▶ WRITTEN TASK
Make an exact copy of all the entries, but do not reproduce the pictures.

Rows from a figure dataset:
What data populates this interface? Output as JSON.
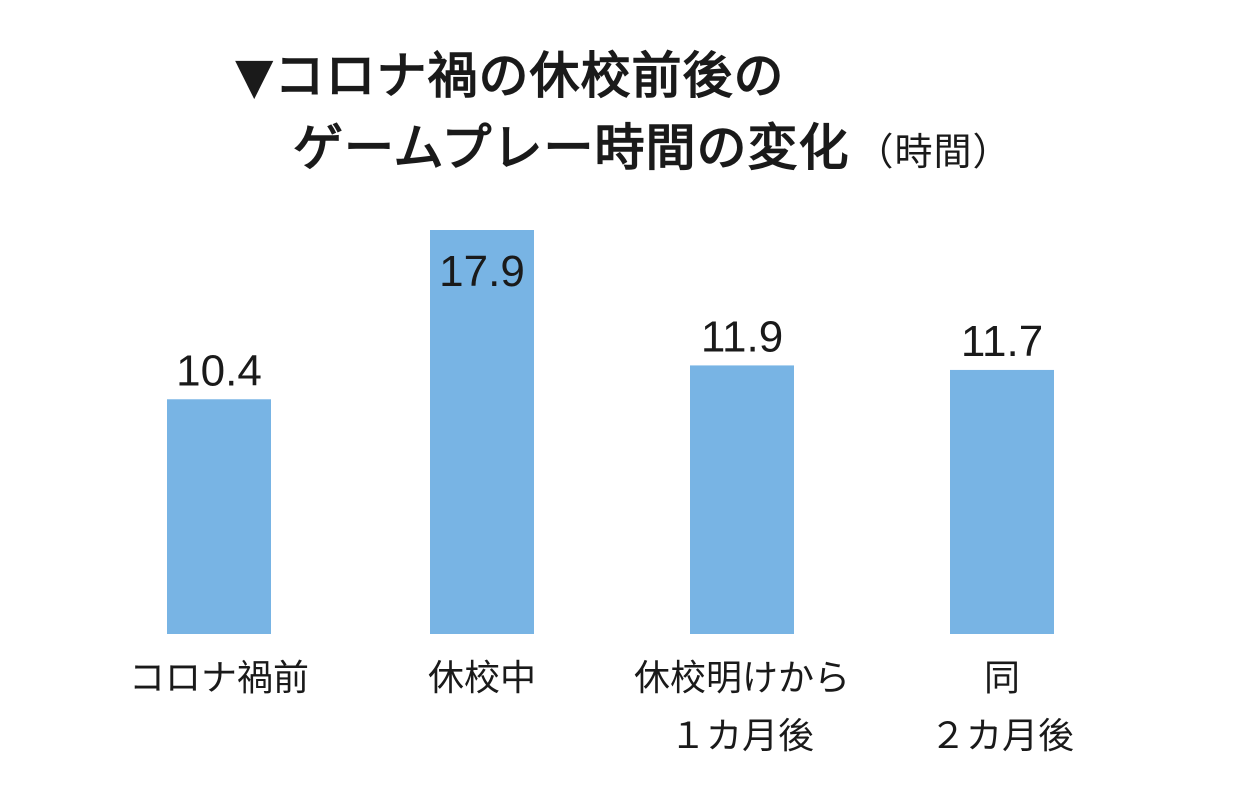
{
  "chart_data": {
    "type": "bar",
    "title_lines": [
      "▼コロナ禍の休校前後の",
      "ゲームプレー時間の変化"
    ],
    "unit_label": "（時間）",
    "categories": [
      [
        "コロナ禍前"
      ],
      [
        "休校中"
      ],
      [
        "休校明けから",
        "１カ月後"
      ],
      [
        "同",
        "２カ月後"
      ]
    ],
    "values": [
      10.4,
      17.9,
      11.9,
      11.7
    ],
    "value_labels": [
      "10.4",
      "17.9",
      "11.9",
      "11.7"
    ],
    "ylim": [
      0,
      17.9
    ],
    "grid": false,
    "bar_color": "#78b4e4"
  }
}
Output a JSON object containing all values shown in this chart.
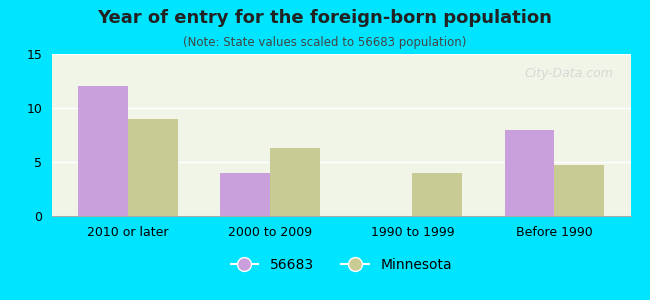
{
  "title": "Year of entry for the foreign-born population",
  "subtitle": "(Note: State values scaled to 56683 population)",
  "categories": [
    "2010 or later",
    "2000 to 2009",
    "1990 to 1999",
    "Before 1990"
  ],
  "values_56683": [
    12,
    4,
    0,
    8
  ],
  "values_minnesota": [
    9,
    6.3,
    4,
    4.7
  ],
  "bar_color_56683": "#c9a0dc",
  "bar_color_minnesota": "#c8cc94",
  "background_outer": "#00e5ff",
  "background_inner": "#f0f5e8",
  "ylim": [
    0,
    15
  ],
  "yticks": [
    0,
    5,
    10,
    15
  ],
  "bar_width": 0.35,
  "legend_label_56683": "56683",
  "legend_label_minnesota": "Minnesota",
  "watermark": "City-Data.com"
}
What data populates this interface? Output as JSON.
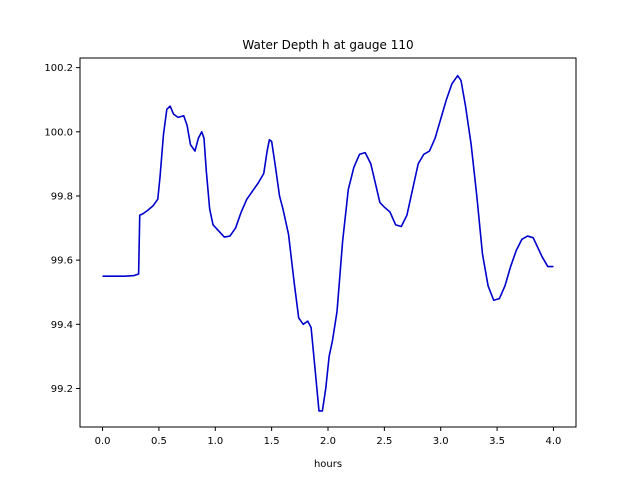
{
  "chart_data": {
    "type": "line",
    "title": "Water Depth h at gauge 110",
    "xlabel": "hours",
    "ylabel": "",
    "xlim": [
      -0.2,
      4.2
    ],
    "ylim": [
      99.08,
      100.23
    ],
    "xticks": [
      0.0,
      0.5,
      1.0,
      1.5,
      2.0,
      2.5,
      3.0,
      3.5,
      4.0
    ],
    "xtick_labels": [
      "0.0",
      "0.5",
      "1.0",
      "1.5",
      "2.0",
      "2.5",
      "3.0",
      "3.5",
      "4.0"
    ],
    "yticks": [
      99.2,
      99.4,
      99.6,
      99.8,
      100.0,
      100.2
    ],
    "ytick_labels": [
      "99.2",
      "99.4",
      "99.6",
      "99.8",
      "100.0",
      "100.2"
    ],
    "grid": false,
    "series": [
      {
        "color": "#0000cc",
        "x": [
          0.0,
          0.1,
          0.2,
          0.28,
          0.32,
          0.33,
          0.36,
          0.4,
          0.45,
          0.49,
          0.51,
          0.54,
          0.57,
          0.6,
          0.63,
          0.67,
          0.72,
          0.75,
          0.78,
          0.82,
          0.85,
          0.88,
          0.9,
          0.92,
          0.95,
          0.98,
          1.02,
          1.08,
          1.13,
          1.18,
          1.23,
          1.28,
          1.33,
          1.38,
          1.43,
          1.46,
          1.48,
          1.5,
          1.53,
          1.57,
          1.6,
          1.65,
          1.7,
          1.74,
          1.78,
          1.82,
          1.85,
          1.88,
          1.92,
          1.95,
          1.98,
          2.01,
          2.04,
          2.08,
          2.13,
          2.18,
          2.23,
          2.28,
          2.33,
          2.38,
          2.42,
          2.46,
          2.5,
          2.55,
          2.6,
          2.65,
          2.7,
          2.75,
          2.8,
          2.85,
          2.9,
          2.95,
          3.0,
          3.05,
          3.1,
          3.15,
          3.18,
          3.22,
          3.27,
          3.32,
          3.37,
          3.42,
          3.47,
          3.52,
          3.57,
          3.62,
          3.67,
          3.72,
          3.77,
          3.82,
          3.86,
          3.9,
          3.95,
          4.0
        ],
        "y": [
          99.55,
          99.55,
          99.55,
          99.552,
          99.557,
          99.74,
          99.745,
          99.755,
          99.77,
          99.79,
          99.86,
          99.99,
          100.07,
          100.08,
          100.055,
          100.045,
          100.05,
          100.02,
          99.96,
          99.94,
          99.98,
          100.0,
          99.98,
          99.88,
          99.76,
          99.71,
          99.695,
          99.672,
          99.675,
          99.7,
          99.75,
          99.79,
          99.815,
          99.84,
          99.87,
          99.94,
          99.975,
          99.97,
          99.9,
          99.8,
          99.76,
          99.68,
          99.53,
          99.42,
          99.4,
          99.41,
          99.39,
          99.28,
          99.13,
          99.13,
          99.2,
          99.3,
          99.35,
          99.44,
          99.66,
          99.82,
          99.89,
          99.93,
          99.935,
          99.9,
          99.84,
          99.78,
          99.765,
          99.75,
          99.71,
          99.705,
          99.74,
          99.82,
          99.9,
          99.93,
          99.94,
          99.98,
          100.04,
          100.1,
          100.15,
          100.175,
          100.16,
          100.08,
          99.96,
          99.8,
          99.62,
          99.52,
          99.475,
          99.48,
          99.52,
          99.58,
          99.63,
          99.665,
          99.675,
          99.67,
          99.64,
          99.61,
          99.58,
          99.58
        ]
      }
    ]
  }
}
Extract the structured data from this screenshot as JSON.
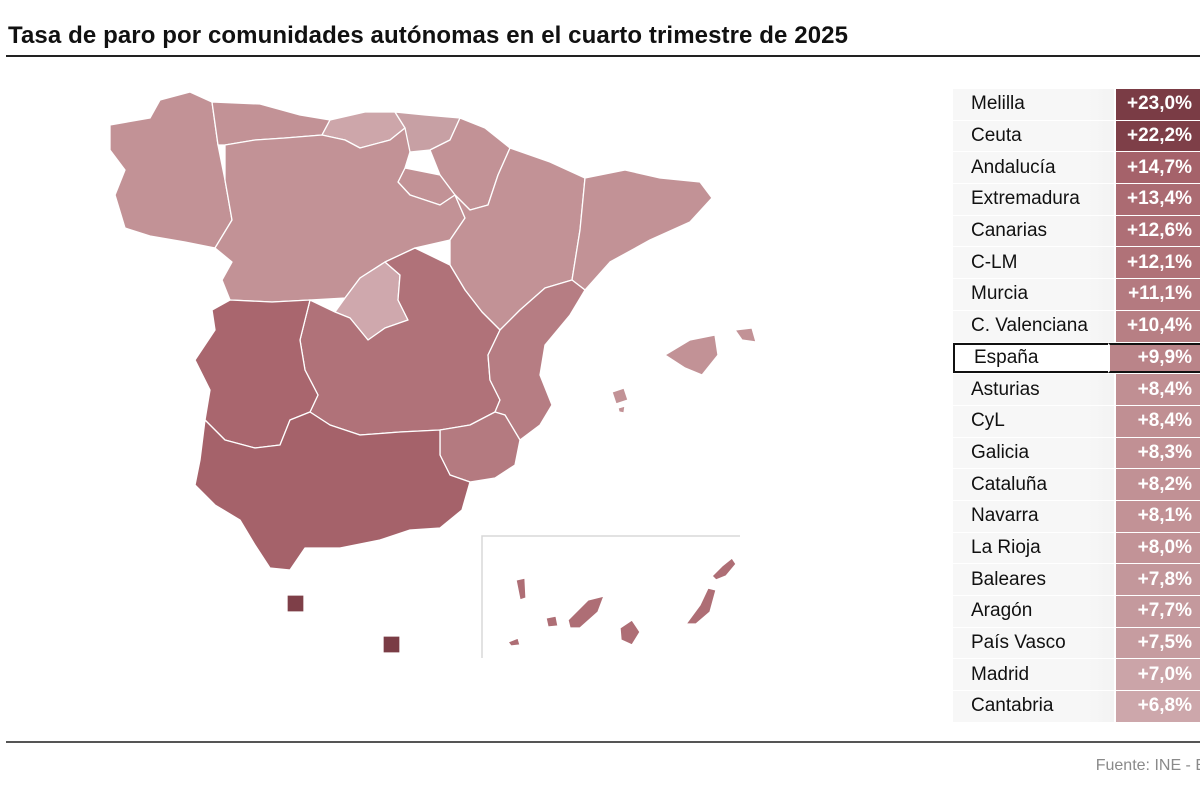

▶ THE RESPONSE
What data populates this interface? Output as JSON.
{
  "chart_data": {
    "type": "bar",
    "title_lines": [
      "▼コロナ禍の休校前後の",
      "ゲームプレー時間の変化"
    ],
    "unit_label": "（時間）",
    "categories": [
      [
        "コロナ禍前"
      ],
      [
        "休校中"
      ],
      [
        "休校明けから",
        "１カ月後"
      ],
      [
        "同",
        "２カ月後"
      ]
    ],
    "values": [
      10.4,
      17.9,
      11.9,
      11.7
    ],
    "value_labels": [
      "10.4",
      "17.9",
      "11.9",
      "11.7"
    ],
    "ylim": [
      0,
      17.9
    ],
    "grid": false,
    "bar_color": "#78b4e4"
  }
}
Output a JSON object containing all values shown in this chart.
{
  "title": "Year of entry for the foreign-born population",
  "subtitle": "(Note: State values scaled to 56683 population)",
  "categories": [
    "2010 or later",
    "2000 to 2009",
    "1990 to 1999",
    "Before 1990"
  ],
  "values_56683": [
    12,
    4,
    0,
    8
  ],
  "values_minnesota": [
    9,
    6.3,
    4,
    4.7
  ],
  "bar_color_56683": "#c9a0dc",
  "bar_color_minnesota": "#c8cc94",
  "background_outer": "#00e5ff",
  "background_inner": "#f0f5e8",
  "ylim": [
    0,
    15
  ],
  "yticks": [
    0,
    5,
    10,
    15
  ],
  "bar_width": 0.35,
  "legend_label_56683": "56683",
  "legend_label_minnesota": "Minnesota",
  "watermark": "City-Data.com"
}
What data populates this interface? Output as JSON.
{
  "chart_data": {
    "type": "line",
    "title": "Water Depth h at gauge 110",
    "xlabel": "hours",
    "ylabel": "",
    "xlim": [
      -0.2,
      4.2
    ],
    "ylim": [
      99.08,
      100.23
    ],
    "xticks": [
      0.0,
      0.5,
      1.0,
      1.5,
      2.0,
      2.5,
      3.0,
      3.5,
      4.0
    ],
    "xtick_labels": [
      "0.0",
      "0.5",
      "1.0",
      "1.5",
      "2.0",
      "2.5",
      "3.0",
      "3.5",
      "4.0"
    ],
    "yticks": [
      99.2,
      99.4,
      99.6,
      99.8,
      100.0,
      100.2
    ],
    "ytick_labels": [
      "99.2",
      "99.4",
      "99.6",
      "99.8",
      "100.0",
      "100.2"
    ],
    "grid": false,
    "series": [
      {
        "color": "#0000cc",
        "x": [
          0.0,
          0.1,
          0.2,
          0.28,
          0.32,
          0.33,
          0.36,
          0.4,
          0.45,
          0.49,
          0.51,
          0.54,
          0.57,
          0.6,
          0.63,
          0.67,
          0.72,
          0.75,
          0.78,
          0.82,
          0.85,
          0.88,
          0.9,
          0.92,
          0.95,
          0.98,
          1.02,
          1.08,
          1.13,
          1.18,
          1.23,
          1.28,
          1.33,
          1.38,
          1.43,
          1.46,
          1.48,
          1.5,
          1.53,
          1.57,
          1.6,
          1.65,
          1.7,
          1.74,
          1.78,
          1.82,
          1.85,
          1.88,
          1.92,
          1.95,
          1.98,
          2.01,
          2.04,
          2.08,
          2.13,
          2.18,
          2.23,
          2.28,
          2.33,
          2.38,
          2.42,
          2.46,
          2.5,
          2.55,
          2.6,
          2.65,
          2.7,
          2.75,
          2.8,
          2.85,
          2.9,
          2.95,
          3.0,
          3.05,
          3.1,
          3.15,
          3.18,
          3.22,
          3.27,
          3.32,
          3.37,
          3.42,
          3.47,
          3.52,
          3.57,
          3.62,
          3.67,
          3.72,
          3.77,
          3.82,
          3.86,
          3.9,
          3.95,
          4.0
        ],
        "y": [
          99.55,
          99.55,
          99.55,
          99.552,
          99.557,
          99.74,
          99.745,
          99.755,
          99.77,
          99.79,
          99.86,
          99.99,
          100.07,
          100.08,
          100.055,
          100.045,
          100.05,
          100.02,
          99.96,
          99.94,
          99.98,
          100.0,
          99.98,
          99.88,
          99.76,
          99.71,
          99.695,
          99.672,
          99.675,
          99.7,
          99.75,
          99.79,
          99.815,
          99.84,
          99.87,
          99.94,
          99.975,
          99.97,
          99.9,
          99.8,
          99.76,
          99.68,
          99.53,
          99.42,
          99.4,
          99.41,
          99.39,
          99.28,
          99.13,
          99.13,
          99.2,
          99.3,
          99.35,
          99.44,
          99.66,
          99.82,
          99.89,
          99.93,
          99.935,
          99.9,
          99.84,
          99.78,
          99.765,
          99.75,
          99.71,
          99.705,
          99.74,
          99.82,
          99.9,
          99.93,
          99.94,
          99.98,
          100.04,
          100.1,
          100.15,
          100.175,
          100.16,
          100.08,
          99.96,
          99.8,
          99.62,
          99.52,
          99.475,
          99.48,
          99.52,
          99.58,
          99.63,
          99.665,
          99.675,
          99.67,
          99.64,
          99.61,
          99.58,
          99.58
        ]
      }
    ]
  }
}
Extract the structured data from this screenshot as JSON.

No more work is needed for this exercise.